+++ TASK MATERIAL

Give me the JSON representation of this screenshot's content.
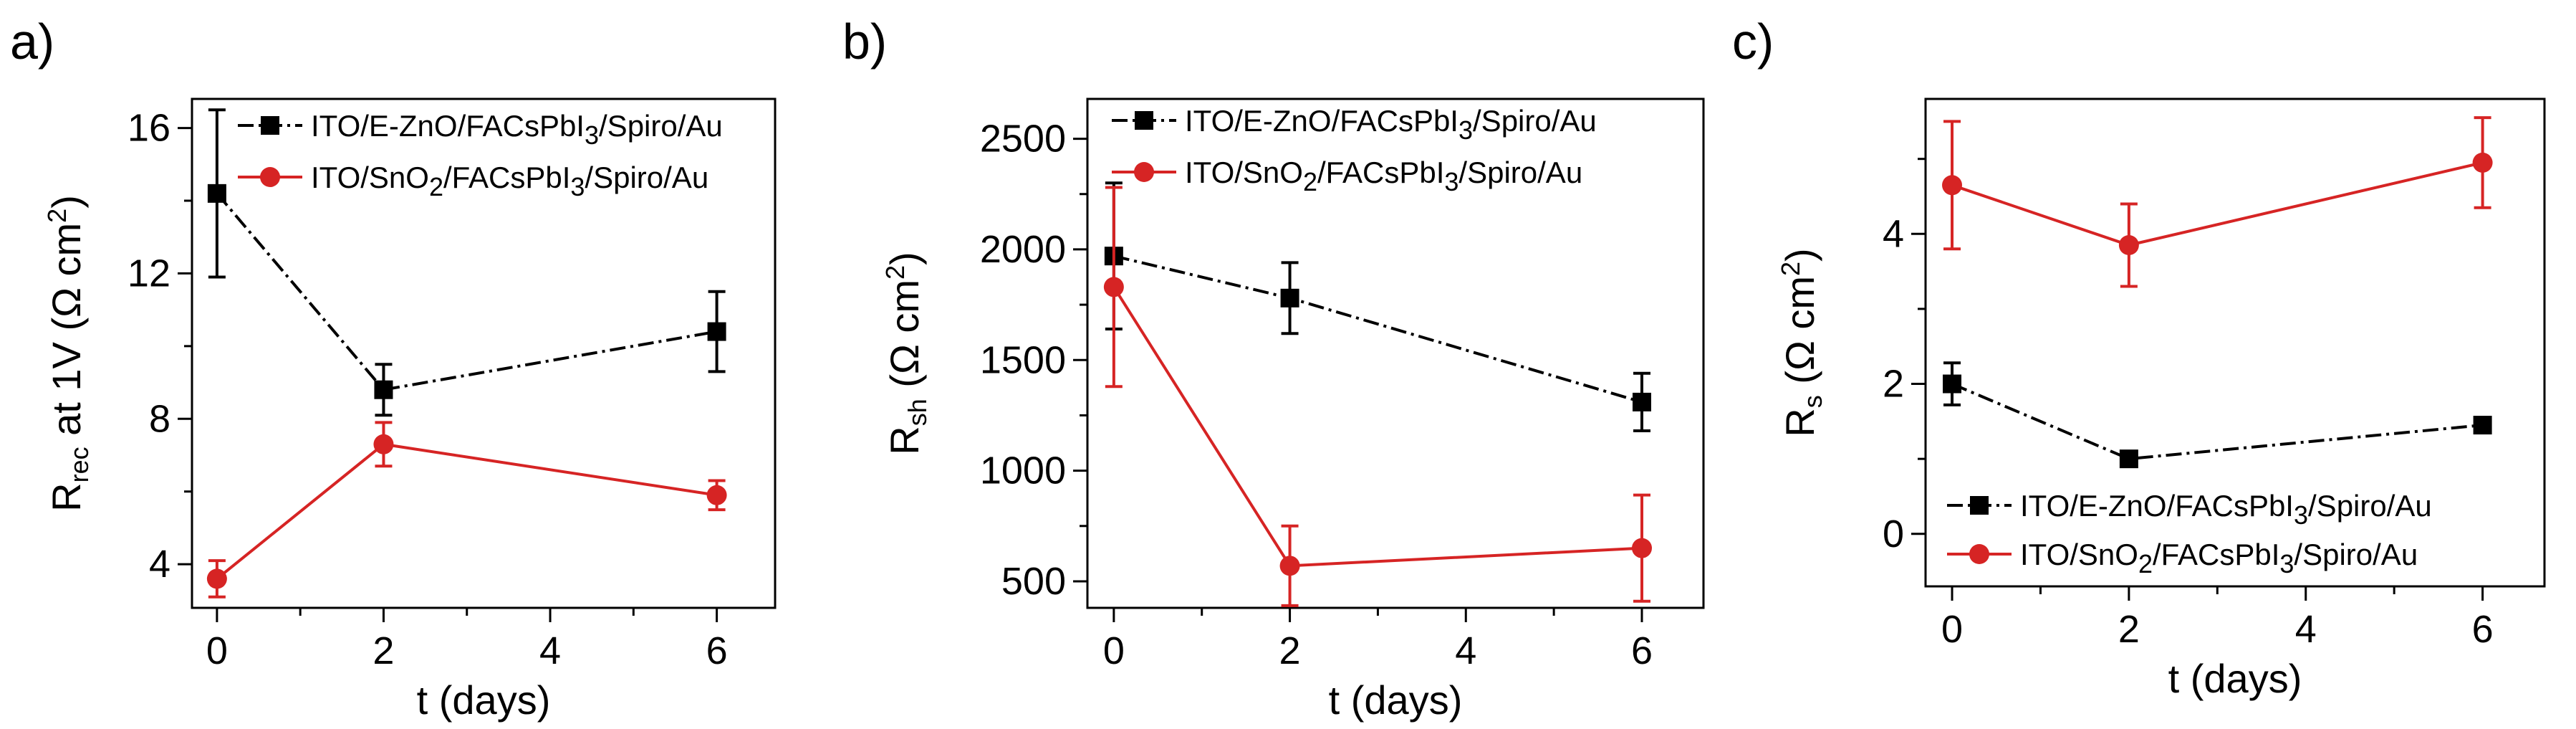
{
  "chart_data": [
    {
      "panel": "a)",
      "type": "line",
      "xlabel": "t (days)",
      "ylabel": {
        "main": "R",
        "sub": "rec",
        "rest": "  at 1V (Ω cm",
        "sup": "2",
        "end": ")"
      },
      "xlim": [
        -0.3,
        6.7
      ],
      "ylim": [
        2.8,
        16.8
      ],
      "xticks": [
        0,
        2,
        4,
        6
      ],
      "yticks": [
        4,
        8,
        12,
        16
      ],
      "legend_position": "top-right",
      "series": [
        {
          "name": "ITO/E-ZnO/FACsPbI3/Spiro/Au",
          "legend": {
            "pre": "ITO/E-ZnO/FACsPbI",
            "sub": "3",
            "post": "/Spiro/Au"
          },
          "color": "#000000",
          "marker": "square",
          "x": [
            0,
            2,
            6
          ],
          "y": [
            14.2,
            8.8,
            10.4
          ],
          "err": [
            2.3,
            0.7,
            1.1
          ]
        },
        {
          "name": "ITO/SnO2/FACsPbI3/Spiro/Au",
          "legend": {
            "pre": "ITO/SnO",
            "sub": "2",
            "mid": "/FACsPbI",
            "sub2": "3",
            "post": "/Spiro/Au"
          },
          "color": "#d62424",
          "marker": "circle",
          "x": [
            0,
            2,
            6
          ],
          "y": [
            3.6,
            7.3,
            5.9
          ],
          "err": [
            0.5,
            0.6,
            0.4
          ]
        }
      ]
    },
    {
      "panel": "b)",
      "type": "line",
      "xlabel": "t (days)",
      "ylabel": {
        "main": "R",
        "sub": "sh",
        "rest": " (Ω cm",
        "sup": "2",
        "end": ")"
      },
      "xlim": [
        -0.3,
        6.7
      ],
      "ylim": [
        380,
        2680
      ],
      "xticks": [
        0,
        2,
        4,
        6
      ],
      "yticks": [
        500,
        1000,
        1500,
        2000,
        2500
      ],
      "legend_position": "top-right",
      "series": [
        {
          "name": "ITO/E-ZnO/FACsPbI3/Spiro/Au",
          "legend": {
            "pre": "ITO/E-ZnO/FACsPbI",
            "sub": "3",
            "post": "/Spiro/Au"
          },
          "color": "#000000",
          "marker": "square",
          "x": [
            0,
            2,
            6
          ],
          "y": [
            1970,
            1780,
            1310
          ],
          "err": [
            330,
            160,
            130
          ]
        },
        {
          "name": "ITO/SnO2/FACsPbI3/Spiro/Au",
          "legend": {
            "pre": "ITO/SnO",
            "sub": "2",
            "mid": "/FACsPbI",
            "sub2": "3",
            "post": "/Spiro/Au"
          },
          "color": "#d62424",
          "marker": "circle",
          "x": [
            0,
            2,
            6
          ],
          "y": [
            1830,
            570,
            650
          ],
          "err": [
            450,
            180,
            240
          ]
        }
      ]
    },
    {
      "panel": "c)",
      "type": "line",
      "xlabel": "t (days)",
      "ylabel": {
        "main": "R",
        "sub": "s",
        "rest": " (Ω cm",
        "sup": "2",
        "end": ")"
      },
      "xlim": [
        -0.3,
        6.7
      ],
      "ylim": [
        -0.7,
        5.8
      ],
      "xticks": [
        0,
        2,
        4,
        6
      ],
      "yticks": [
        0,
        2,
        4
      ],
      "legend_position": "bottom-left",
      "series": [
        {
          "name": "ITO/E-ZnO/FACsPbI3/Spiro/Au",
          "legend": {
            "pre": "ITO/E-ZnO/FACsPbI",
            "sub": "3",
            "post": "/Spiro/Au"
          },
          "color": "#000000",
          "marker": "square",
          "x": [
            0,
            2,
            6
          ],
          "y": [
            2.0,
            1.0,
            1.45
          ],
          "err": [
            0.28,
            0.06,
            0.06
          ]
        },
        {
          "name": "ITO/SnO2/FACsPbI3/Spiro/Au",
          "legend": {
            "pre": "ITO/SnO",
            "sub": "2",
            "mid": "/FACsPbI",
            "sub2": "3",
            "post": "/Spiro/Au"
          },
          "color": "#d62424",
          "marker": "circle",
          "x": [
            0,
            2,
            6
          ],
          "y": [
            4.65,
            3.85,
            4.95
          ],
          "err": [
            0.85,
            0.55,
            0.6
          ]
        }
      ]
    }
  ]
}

++++++

§ **TASK TO COMPLETE**: Each record above should be copied character for character, with pictures dropped.

§ **FINAL RESULT**:
Give me the JSON representation of this screenshot's content.
{
  "chart_data": [
    {
      "panel": "a)",
      "type": "line",
      "xlabel": "t (days)",
      "ylabel": {
        "main": "R",
        "sub": "rec",
        "rest": "  at 1V (Ω cm",
        "sup": "2",
        "end": ")"
      },
      "xlim": [
        -0.3,
        6.7
      ],
      "ylim": [
        2.8,
        16.8
      ],
      "xticks": [
        0,
        2,
        4,
        6
      ],
      "yticks": [
        4,
        8,
        12,
        16
      ],
      "legend_position": "top-right",
      "series": [
        {
          "name": "ITO/E-ZnO/FACsPbI3/Spiro/Au",
          "legend": {
            "pre": "ITO/E-ZnO/FACsPbI",
            "sub": "3",
            "post": "/Spiro/Au"
          },
          "color": "#000000",
          "marker": "square",
          "x": [
            0,
            2,
            6
          ],
          "y": [
            14.2,
            8.8,
            10.4
          ],
          "err": [
            2.3,
            0.7,
            1.1
          ]
        },
        {
          "name": "ITO/SnO2/FACsPbI3/Spiro/Au",
          "legend": {
            "pre": "ITO/SnO",
            "sub": "2",
            "mid": "/FACsPbI",
            "sub2": "3",
            "post": "/Spiro/Au"
          },
          "color": "#d62424",
          "marker": "circle",
          "x": [
            0,
            2,
            6
          ],
          "y": [
            3.6,
            7.3,
            5.9
          ],
          "err": [
            0.5,
            0.6,
            0.4
          ]
        }
      ]
    },
    {
      "panel": "b)",
      "type": "line",
      "xlabel": "t (days)",
      "ylabel": {
        "main": "R",
        "sub": "sh",
        "rest": " (Ω cm",
        "sup": "2",
        "end": ")"
      },
      "xlim": [
        -0.3,
        6.7
      ],
      "ylim": [
        380,
        2680
      ],
      "xticks": [
        0,
        2,
        4,
        6
      ],
      "yticks": [
        500,
        1000,
        1500,
        2000,
        2500
      ],
      "legend_position": "top-right",
      "series": [
        {
          "name": "ITO/E-ZnO/FACsPbI3/Spiro/Au",
          "legend": {
            "pre": "ITO/E-ZnO/FACsPbI",
            "sub": "3",
            "post": "/Spiro/Au"
          },
          "color": "#000000",
          "marker": "square",
          "x": [
            0,
            2,
            6
          ],
          "y": [
            1970,
            1780,
            1310
          ],
          "err": [
            330,
            160,
            130
          ]
        },
        {
          "name": "ITO/SnO2/FACsPbI3/Spiro/Au",
          "legend": {
            "pre": "ITO/SnO",
            "sub": "2",
            "mid": "/FACsPbI",
            "sub2": "3",
            "post": "/Spiro/Au"
          },
          "color": "#d62424",
          "marker": "circle",
          "x": [
            0,
            2,
            6
          ],
          "y": [
            1830,
            570,
            650
          ],
          "err": [
            450,
            180,
            240
          ]
        }
      ]
    },
    {
      "panel": "c)",
      "type": "line",
      "xlabel": "t (days)",
      "ylabel": {
        "main": "R",
        "sub": "s",
        "rest": " (Ω cm",
        "sup": "2",
        "end": ")"
      },
      "xlim": [
        -0.3,
        6.7
      ],
      "ylim": [
        -0.7,
        5.8
      ],
      "xticks": [
        0,
        2,
        4,
        6
      ],
      "yticks": [
        0,
        2,
        4
      ],
      "legend_position": "bottom-left",
      "series": [
        {
          "name": "ITO/E-ZnO/FACsPbI3/Spiro/Au",
          "legend": {
            "pre": "ITO/E-ZnO/FACsPbI",
            "sub": "3",
            "post": "/Spiro/Au"
          },
          "color": "#000000",
          "marker": "square",
          "x": [
            0,
            2,
            6
          ],
          "y": [
            2.0,
            1.0,
            1.45
          ],
          "err": [
            0.28,
            0.06,
            0.06
          ]
        },
        {
          "name": "ITO/SnO2/FACsPbI3/Spiro/Au",
          "legend": {
            "pre": "ITO/SnO",
            "sub": "2",
            "mid": "/FACsPbI",
            "sub2": "3",
            "post": "/Spiro/Au"
          },
          "color": "#d62424",
          "marker": "circle",
          "x": [
            0,
            2,
            6
          ],
          "y": [
            4.65,
            3.85,
            4.95
          ],
          "err": [
            0.85,
            0.55,
            0.6
          ]
        }
      ]
    }
  ]
}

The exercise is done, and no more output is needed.